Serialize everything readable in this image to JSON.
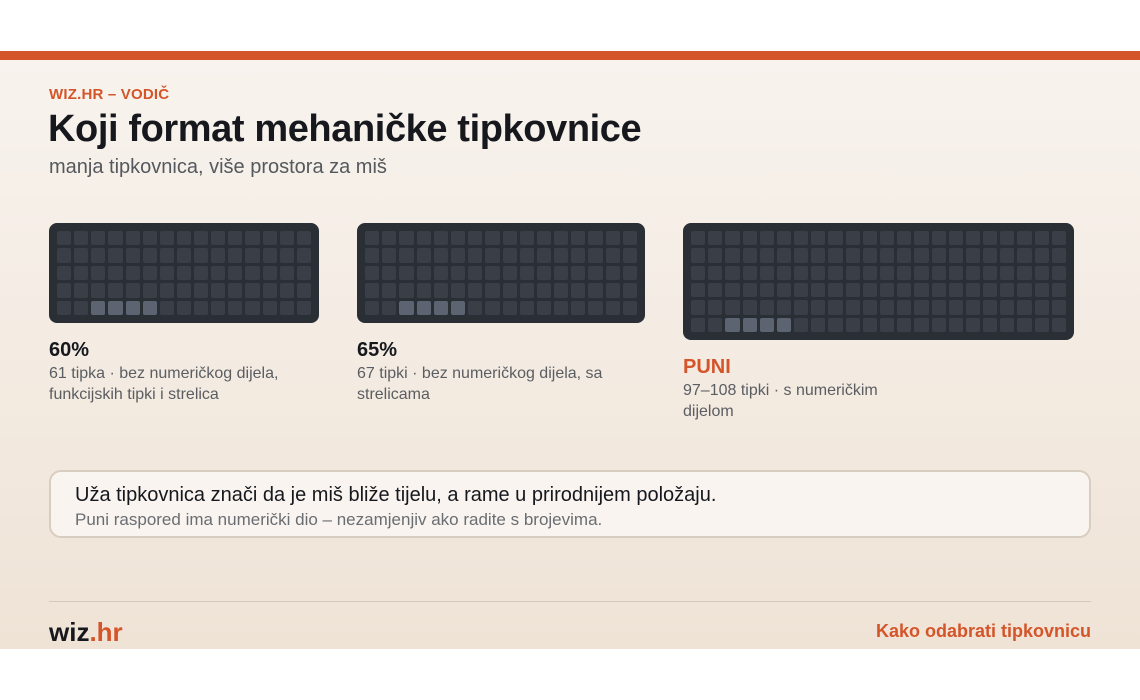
{
  "colors": {
    "accent": "#d4552a",
    "text": "#16181d",
    "muted": "#5a5d62"
  },
  "header": {
    "kicker": "WIZ.HR – VODIČ",
    "title": "Koji format mehaničke tipkovnice",
    "subtitle": "manja tipkovnica, više prostora za miš"
  },
  "formats": [
    {
      "name": "60%",
      "desc": "61 tipka · bez numeričkog dijela, funkcijskih tipki i strelica"
    },
    {
      "name": "65%",
      "desc": "67 tipki · bez numeričkog dijela, sa strelicama"
    },
    {
      "name": "PUNI",
      "desc": "97–108 tipki · s numeričkim dijelom"
    }
  ],
  "note": {
    "main": "Uža tipkovnica znači da je miš bliže tijelu, a rame u prirodnijem položaju.",
    "sub": "Puni raspored ima numerički dio – nezamjenjiv ako radite s brojevima."
  },
  "footer": {
    "brand_main": "wiz",
    "brand_accent": ".hr",
    "link": "Kako odabrati tipkovnicu"
  }
}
----
* Given task *
Go through the entries above and output them exactly, without pictures.

* Result below *
Serialize everything readable in this image to JSON.
{
  "colors": {
    "accent": "#d4552a",
    "text": "#16181d",
    "muted": "#5a5d62"
  },
  "header": {
    "kicker": "WIZ.HR – VODIČ",
    "title": "Koji format mehaničke tipkovnice",
    "subtitle": "manja tipkovnica, više prostora za miš"
  },
  "formats": [
    {
      "name": "60%",
      "desc": "61 tipka · bez numeričkog dijela, funkcijskih tipki i strelica"
    },
    {
      "name": "65%",
      "desc": "67 tipki · bez numeričkog dijela, sa strelicama"
    },
    {
      "name": "PUNI",
      "desc": "97–108 tipki · s numeričkim dijelom"
    }
  ],
  "note": {
    "main": "Uža tipkovnica znači da je miš bliže tijelu, a rame u prirodnijem položaju.",
    "sub": "Puni raspored ima numerički dio – nezamjenjiv ako radite s brojevima."
  },
  "footer": {
    "brand_main": "wiz",
    "brand_accent": ".hr",
    "link": "Kako odabrati tipkovnicu"
  }
}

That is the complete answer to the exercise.